## Problem requirements
Write out exactly, please, the lines from the one containing "Transcribe the text in this document." to the end of the material.
======== Provided records
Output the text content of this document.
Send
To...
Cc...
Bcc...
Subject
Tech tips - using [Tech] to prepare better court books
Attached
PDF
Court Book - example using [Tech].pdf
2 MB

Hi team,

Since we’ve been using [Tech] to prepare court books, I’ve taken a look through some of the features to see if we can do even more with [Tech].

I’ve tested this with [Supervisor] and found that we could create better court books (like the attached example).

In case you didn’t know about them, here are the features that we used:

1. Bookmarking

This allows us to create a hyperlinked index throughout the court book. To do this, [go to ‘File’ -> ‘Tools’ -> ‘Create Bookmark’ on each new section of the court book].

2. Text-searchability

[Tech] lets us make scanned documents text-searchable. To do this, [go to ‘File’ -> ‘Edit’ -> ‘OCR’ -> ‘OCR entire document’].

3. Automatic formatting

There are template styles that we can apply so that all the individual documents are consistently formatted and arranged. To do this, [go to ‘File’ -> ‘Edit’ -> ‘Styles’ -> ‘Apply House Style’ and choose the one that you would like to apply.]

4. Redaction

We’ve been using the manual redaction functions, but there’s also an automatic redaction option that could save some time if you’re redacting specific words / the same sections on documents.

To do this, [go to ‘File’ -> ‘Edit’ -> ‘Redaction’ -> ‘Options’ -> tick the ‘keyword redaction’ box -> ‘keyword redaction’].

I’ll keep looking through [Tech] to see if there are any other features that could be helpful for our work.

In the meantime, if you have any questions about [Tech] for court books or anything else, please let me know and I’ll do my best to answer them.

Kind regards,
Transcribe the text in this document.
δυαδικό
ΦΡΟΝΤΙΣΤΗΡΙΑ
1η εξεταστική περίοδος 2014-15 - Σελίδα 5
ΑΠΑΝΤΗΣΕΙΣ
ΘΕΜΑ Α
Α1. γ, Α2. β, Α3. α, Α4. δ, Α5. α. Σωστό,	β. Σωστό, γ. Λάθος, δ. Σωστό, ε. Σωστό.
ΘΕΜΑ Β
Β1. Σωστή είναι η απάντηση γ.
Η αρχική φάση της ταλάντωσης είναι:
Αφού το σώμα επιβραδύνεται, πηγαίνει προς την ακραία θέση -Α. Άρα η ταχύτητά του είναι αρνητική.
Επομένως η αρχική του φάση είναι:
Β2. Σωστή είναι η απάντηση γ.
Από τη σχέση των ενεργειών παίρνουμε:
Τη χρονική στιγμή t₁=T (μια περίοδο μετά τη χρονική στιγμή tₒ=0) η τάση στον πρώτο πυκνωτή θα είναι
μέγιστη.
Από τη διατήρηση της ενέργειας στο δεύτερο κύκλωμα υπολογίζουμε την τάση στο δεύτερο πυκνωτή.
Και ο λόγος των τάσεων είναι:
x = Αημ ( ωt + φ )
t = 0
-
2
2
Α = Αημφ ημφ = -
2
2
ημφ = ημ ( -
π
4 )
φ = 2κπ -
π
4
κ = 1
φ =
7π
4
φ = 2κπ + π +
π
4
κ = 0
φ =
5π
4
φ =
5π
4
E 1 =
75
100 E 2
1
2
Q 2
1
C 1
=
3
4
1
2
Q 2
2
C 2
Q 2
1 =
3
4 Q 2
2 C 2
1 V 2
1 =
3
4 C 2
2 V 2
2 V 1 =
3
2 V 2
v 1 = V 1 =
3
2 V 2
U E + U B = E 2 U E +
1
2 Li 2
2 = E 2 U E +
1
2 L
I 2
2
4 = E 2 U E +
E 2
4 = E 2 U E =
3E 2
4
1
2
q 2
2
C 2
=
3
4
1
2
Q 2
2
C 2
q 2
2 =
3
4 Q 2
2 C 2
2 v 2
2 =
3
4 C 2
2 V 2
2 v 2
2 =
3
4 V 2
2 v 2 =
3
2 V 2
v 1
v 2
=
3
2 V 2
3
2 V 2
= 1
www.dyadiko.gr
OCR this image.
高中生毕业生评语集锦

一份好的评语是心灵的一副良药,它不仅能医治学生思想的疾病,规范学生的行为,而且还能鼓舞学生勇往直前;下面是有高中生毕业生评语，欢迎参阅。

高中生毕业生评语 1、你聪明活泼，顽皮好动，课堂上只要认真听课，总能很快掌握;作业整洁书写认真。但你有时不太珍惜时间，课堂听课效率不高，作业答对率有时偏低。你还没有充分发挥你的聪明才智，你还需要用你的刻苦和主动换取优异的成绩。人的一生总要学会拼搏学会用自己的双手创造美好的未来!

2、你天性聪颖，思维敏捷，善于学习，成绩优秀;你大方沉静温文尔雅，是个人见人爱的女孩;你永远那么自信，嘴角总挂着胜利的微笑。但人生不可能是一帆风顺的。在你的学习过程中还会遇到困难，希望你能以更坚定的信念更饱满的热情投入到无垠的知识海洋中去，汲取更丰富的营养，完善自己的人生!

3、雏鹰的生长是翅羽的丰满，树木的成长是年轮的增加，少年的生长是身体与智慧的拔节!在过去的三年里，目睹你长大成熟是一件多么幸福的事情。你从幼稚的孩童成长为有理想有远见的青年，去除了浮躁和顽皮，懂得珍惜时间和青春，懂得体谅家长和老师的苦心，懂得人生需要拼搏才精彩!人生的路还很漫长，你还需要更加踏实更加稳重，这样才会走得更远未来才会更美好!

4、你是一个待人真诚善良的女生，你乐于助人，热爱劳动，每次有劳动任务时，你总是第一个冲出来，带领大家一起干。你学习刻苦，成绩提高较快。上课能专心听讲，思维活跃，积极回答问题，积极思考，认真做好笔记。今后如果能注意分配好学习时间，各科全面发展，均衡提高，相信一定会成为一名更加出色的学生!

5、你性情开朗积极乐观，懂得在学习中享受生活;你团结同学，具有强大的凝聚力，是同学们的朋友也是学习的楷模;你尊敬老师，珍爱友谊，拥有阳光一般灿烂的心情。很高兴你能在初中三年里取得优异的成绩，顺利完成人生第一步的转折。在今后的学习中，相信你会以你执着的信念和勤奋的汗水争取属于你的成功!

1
================
## Solution for this task
Transcribe the text in this document.
δυαδικό
ΦΡΟΝΤΙΣΤΗΡΙΑ
1η εξεταστική περίοδος 2014-15 - Σελίδα 5
ΑΠΑΝΤΗΣΕΙΣ
ΘΕΜΑ Α
Α1. γ, Α2. β, Α3. α, Α4. δ, Α5. α. Σωστό,	β. Σωστό, γ. Λάθος, δ. Σωστό, ε. Σωστό.
ΘΕΜΑ Β
Β1. Σωστή είναι η απάντηση γ.
Η αρχική φάση της ταλάντωσης είναι:
Αφού το σώμα επιβραδύνεται, πηγαίνει προς την ακραία θέση -Α. Άρα η ταχύτητά του είναι αρνητική.
Επομένως η αρχική του φάση είναι:
Β2. Σωστή είναι η απάντηση γ.
Από τη σχέση των ενεργειών παίρνουμε:
Τη χρονική στιγμή t₁=T (μια περίοδο μετά τη χρονική στιγμή tₒ=0) η τάση στον πρώτο πυκνωτή θα είναι
μέγιστη.
Από τη διατήρηση της ενέργειας στο δεύτερο κύκλωμα υπολογίζουμε την τάση στο δεύτερο πυκνωτή.
Και ο λόγος των τάσεων είναι:
x = Αημ ( ωt + φ )
t = 0
-
2
2
Α = Αημφ ημφ = -
2
2
ημφ = ημ ( -
π
4 )
φ = 2κπ -
π
4
κ = 1
φ =
7π
4
φ = 2κπ + π +
π
4
κ = 0
φ =
5π
4
φ =
5π
4
E 1 =
75
100 E 2
1
2
Q 2
1
C 1
=
3
4
1
2
Q 2
2
C 2
Q 2
1 =
3
4 Q 2
2 C 2
1 V 2
1 =
3
4 C 2
2 V 2
2 V 1 =
3
2 V 2
v 1 = V 1 =
3
2 V 2
U E + U B = E 2 U E +
1
2 Li 2
2 = E 2 U E +
1
2 L
I 2
2
4 = E 2 U E +
E 2
4 = E 2 U E =
3E 2
4
1
2
q 2
2
C 2
=
3
4
1
2
Q 2
2
C 2
q 2
2 =
3
4 Q 2
2 C 2
2 v 2
2 =
3
4 C 2
2 V 2
2 v 2
2 =
3
4 V 2
2 v 2 =
3
2 V 2
v 1
v 2
=
3
2 V 2
3
2 V 2
= 1
www.dyadiko.gr
OCR this image.
高中生毕业生评语集锦

一份好的评语是心灵的一副良药,它不仅能医治学生思想的疾病,规范学生的行为,而且还能鼓舞学生勇往直前;下面是有高中生毕业生评语，欢迎参阅。

高中生毕业生评语 1、你聪明活泼，顽皮好动，课堂上只要认真听课，总能很快掌握;作业整洁书写认真。但你有时不太珍惜时间，课堂听课效率不高，作业答对率有时偏低。你还没有充分发挥你的聪明才智，你还需要用你的刻苦和主动换取优异的成绩。人的一生总要学会拼搏学会用自己的双手创造美好的未来!

2、你天性聪颖，思维敏捷，善于学习，成绩优秀;你大方沉静温文尔雅，是个人见人爱的女孩;你永远那么自信，嘴角总挂着胜利的微笑。但人生不可能是一帆风顺的。在你的学习过程中还会遇到困难，希望你能以更坚定的信念更饱满的热情投入到无垠的知识海洋中去，汲取更丰富的营养，完善自己的人生!

3、雏鹰的生长是翅羽的丰满，树木的成长是年轮的增加，少年的生长是身体与智慧的拔节!在过去的三年里，目睹你长大成熟是一件多么幸福的事情。你从幼稚的孩童成长为有理想有远见的青年，去除了浮躁和顽皮，懂得珍惜时间和青春，懂得体谅家长和老师的苦心，懂得人生需要拼搏才精彩!人生的路还很漫长，你还需要更加踏实更加稳重，这样才会走得更远未来才会更美好!

4、你是一个待人真诚善良的女生，你乐于助人，热爱劳动，每次有劳动任务时，你总是第一个冲出来，带领大家一起干。你学习刻苦，成绩提高较快。上课能专心听讲，思维活跃，积极回答问题，积极思考，认真做好笔记。今后如果能注意分配好学习时间，各科全面发展，均衡提高，相信一定会成为一名更加出色的学生!

5、你性情开朗积极乐观，懂得在学习中享受生活;你团结同学，具有强大的凝聚力，是同学们的朋友也是学习的楷模;你尊敬老师，珍爱友谊，拥有阳光一般灿烂的心情。很高兴你能在初中三年里取得优异的成绩，顺利完成人生第一步的转折。在今后的学习中，相信你会以你执着的信念和勤奋的汗水争取属于你的成功!

1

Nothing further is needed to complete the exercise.